begin

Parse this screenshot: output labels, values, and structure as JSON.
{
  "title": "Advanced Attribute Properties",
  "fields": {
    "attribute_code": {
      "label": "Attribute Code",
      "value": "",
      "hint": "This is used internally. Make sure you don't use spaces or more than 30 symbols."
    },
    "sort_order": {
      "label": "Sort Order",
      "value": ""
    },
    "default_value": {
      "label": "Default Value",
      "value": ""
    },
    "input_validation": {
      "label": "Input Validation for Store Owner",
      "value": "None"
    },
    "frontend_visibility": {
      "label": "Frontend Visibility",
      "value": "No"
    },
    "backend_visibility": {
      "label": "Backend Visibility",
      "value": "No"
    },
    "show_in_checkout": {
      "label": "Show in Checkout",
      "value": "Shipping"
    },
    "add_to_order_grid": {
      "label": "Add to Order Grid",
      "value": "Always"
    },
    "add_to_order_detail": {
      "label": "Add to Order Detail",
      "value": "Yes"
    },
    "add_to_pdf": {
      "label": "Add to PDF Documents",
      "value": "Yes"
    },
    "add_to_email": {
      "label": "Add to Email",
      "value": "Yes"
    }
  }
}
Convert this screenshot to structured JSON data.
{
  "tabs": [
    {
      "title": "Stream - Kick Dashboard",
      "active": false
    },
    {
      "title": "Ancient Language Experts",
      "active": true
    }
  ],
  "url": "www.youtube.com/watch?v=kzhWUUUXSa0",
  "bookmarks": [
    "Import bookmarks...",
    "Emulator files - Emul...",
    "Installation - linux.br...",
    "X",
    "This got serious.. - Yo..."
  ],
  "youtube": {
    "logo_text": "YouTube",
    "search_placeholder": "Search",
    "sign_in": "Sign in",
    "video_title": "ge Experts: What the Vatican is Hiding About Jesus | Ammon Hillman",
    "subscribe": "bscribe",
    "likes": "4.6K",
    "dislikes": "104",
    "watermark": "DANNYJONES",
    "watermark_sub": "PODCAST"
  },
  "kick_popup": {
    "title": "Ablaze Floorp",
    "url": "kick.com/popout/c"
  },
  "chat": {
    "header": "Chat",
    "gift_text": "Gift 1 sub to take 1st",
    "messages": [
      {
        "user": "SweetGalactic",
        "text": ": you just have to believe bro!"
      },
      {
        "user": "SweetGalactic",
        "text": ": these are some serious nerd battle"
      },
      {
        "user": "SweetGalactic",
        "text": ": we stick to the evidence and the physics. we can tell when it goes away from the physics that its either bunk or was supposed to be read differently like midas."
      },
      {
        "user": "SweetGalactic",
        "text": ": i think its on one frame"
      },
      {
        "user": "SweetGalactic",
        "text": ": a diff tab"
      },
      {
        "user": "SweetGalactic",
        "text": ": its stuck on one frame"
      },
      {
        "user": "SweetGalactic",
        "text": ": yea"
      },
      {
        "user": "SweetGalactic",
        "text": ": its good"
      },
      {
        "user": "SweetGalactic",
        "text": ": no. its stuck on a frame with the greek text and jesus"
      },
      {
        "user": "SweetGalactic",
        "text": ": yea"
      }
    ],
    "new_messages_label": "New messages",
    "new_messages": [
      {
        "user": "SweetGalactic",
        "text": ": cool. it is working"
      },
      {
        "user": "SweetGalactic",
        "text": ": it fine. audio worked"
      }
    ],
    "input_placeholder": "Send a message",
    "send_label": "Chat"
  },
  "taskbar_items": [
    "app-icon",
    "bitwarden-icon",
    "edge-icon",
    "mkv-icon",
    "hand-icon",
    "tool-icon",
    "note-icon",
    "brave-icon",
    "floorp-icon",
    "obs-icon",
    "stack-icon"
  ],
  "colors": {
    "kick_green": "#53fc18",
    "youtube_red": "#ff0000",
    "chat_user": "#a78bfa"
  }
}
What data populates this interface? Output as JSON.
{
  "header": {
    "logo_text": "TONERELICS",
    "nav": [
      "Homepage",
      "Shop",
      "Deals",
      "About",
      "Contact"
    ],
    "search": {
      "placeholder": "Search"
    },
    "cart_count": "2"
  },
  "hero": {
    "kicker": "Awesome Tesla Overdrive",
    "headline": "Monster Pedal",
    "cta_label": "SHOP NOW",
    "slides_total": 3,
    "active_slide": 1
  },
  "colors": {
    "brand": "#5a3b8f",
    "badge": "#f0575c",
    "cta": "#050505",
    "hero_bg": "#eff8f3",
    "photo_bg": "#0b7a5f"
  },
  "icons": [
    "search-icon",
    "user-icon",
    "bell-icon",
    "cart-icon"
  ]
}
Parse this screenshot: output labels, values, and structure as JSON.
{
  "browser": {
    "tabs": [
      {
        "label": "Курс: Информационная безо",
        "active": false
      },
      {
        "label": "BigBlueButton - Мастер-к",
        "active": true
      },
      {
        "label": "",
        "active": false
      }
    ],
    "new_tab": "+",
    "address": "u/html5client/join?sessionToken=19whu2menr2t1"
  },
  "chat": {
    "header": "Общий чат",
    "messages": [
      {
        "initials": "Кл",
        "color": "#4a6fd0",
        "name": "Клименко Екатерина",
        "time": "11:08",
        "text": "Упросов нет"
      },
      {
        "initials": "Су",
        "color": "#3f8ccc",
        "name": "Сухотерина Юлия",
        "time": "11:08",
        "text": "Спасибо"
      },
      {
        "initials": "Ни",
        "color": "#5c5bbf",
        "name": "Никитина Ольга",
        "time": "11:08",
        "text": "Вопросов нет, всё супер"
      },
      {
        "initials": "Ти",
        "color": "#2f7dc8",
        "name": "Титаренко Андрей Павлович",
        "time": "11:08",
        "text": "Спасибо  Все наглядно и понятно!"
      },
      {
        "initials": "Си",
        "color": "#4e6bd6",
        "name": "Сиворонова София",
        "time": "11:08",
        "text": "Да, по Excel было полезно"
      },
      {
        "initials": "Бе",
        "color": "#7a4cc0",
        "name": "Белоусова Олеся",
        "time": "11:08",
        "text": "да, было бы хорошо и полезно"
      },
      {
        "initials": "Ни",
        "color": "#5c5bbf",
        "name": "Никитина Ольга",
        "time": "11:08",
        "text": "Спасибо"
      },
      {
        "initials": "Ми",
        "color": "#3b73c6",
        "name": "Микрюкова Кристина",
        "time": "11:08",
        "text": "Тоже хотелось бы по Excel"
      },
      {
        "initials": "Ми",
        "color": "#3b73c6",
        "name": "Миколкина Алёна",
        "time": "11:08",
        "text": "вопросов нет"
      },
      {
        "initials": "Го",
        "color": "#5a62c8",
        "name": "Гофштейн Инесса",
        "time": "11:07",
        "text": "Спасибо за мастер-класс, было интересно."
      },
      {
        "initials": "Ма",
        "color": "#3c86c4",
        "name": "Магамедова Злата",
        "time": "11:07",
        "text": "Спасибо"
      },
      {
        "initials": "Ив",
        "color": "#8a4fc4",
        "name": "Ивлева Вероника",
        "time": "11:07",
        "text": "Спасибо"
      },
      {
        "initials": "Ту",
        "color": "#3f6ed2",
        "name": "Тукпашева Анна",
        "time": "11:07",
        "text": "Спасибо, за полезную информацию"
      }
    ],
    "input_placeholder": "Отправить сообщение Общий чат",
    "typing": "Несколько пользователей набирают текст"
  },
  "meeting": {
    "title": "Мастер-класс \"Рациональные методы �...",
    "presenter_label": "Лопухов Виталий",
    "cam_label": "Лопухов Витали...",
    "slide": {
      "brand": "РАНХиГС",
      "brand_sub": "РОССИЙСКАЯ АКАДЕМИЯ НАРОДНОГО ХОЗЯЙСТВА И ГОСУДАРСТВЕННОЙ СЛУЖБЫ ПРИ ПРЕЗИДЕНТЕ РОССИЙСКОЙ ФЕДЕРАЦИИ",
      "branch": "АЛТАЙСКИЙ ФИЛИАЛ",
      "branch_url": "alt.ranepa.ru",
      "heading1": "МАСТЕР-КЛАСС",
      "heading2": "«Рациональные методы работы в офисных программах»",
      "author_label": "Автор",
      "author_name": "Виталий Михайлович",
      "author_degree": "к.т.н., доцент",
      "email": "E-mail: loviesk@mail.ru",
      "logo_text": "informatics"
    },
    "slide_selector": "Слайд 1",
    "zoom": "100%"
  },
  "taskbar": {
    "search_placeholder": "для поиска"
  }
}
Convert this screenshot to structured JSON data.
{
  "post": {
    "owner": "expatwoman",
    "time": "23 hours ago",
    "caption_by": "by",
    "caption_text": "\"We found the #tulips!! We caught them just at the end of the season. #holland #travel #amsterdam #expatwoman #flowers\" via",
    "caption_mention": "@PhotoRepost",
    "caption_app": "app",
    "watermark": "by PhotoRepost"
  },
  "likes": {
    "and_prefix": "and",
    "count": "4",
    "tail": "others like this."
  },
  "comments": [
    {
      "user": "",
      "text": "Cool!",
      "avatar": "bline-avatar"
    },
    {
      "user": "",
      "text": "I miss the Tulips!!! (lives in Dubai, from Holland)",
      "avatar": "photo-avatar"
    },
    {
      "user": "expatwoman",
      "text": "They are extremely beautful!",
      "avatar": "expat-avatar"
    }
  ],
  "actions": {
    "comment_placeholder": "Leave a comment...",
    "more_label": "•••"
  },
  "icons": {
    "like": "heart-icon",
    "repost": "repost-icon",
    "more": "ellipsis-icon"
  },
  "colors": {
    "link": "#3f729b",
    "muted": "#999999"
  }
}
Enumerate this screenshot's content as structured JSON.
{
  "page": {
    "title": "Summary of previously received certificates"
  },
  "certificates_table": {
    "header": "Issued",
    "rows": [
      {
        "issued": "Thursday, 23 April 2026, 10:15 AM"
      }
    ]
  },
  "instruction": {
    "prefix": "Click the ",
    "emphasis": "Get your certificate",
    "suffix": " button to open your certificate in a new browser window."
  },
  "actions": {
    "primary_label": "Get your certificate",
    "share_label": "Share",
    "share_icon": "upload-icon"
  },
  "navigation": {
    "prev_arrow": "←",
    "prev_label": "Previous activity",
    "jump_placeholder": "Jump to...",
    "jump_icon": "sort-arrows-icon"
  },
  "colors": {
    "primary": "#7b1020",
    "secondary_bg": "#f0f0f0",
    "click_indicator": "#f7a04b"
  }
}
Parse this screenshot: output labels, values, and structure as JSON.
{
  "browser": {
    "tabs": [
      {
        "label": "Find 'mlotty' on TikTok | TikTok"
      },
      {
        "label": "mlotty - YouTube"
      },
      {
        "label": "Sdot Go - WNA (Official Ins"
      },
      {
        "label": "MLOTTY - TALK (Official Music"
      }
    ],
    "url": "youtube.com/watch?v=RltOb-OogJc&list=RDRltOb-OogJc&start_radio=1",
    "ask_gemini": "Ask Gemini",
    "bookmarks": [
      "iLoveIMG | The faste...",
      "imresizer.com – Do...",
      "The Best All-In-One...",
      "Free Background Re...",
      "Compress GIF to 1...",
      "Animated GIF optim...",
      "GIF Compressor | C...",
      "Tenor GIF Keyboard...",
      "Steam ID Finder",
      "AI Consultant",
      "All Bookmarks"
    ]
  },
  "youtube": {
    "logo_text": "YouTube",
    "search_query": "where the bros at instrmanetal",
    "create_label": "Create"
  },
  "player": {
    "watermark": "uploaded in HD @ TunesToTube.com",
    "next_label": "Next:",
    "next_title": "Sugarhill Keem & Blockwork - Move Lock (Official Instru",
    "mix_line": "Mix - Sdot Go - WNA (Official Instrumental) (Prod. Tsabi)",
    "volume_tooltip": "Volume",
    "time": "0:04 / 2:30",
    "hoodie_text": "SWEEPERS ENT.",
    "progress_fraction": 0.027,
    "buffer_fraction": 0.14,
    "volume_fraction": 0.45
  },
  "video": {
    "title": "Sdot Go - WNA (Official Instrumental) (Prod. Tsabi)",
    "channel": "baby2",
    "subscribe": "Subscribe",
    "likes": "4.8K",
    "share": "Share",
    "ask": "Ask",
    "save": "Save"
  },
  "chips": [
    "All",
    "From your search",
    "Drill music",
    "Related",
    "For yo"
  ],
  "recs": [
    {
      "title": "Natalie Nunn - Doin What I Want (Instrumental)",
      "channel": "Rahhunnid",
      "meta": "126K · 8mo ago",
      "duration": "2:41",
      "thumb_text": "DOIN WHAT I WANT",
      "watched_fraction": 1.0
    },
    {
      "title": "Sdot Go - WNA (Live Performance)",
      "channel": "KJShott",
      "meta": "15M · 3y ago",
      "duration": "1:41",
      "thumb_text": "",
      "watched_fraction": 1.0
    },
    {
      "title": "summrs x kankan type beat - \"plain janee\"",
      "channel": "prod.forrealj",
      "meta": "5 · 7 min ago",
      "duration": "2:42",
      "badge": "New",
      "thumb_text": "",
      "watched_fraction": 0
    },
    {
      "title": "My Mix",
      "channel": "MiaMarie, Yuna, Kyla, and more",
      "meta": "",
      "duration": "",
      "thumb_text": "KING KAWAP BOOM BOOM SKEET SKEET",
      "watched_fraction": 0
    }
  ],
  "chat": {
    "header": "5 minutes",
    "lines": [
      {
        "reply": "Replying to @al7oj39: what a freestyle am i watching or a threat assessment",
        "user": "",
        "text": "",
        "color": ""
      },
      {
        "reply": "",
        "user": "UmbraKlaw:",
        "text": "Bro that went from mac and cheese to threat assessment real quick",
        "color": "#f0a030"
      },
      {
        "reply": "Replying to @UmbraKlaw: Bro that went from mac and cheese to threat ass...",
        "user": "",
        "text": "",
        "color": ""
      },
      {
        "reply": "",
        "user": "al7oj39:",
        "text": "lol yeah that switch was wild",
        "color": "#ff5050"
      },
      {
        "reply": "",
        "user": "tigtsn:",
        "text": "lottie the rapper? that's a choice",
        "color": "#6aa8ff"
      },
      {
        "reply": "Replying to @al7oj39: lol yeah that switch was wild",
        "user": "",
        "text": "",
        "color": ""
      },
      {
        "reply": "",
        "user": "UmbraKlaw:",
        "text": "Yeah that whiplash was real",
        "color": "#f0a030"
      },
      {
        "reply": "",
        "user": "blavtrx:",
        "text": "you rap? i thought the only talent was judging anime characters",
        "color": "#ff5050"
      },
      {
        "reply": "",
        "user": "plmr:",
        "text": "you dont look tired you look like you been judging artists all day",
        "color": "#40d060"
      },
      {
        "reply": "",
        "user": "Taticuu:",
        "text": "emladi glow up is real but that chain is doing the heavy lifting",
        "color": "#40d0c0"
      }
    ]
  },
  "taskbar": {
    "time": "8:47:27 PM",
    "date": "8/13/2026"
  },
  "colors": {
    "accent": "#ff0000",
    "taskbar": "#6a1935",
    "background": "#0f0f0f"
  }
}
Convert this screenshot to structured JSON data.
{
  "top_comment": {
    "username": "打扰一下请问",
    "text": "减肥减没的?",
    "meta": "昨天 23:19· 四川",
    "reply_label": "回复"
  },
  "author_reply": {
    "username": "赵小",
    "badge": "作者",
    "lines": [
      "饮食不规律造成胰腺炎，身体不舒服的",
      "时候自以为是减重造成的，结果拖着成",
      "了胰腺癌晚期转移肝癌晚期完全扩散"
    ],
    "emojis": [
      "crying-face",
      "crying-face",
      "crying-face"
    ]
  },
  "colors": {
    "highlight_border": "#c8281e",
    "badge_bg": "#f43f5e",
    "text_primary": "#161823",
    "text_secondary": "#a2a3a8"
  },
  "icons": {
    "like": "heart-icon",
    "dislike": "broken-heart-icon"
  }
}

end

Report only the number of lines in the records that include the word "wild".

2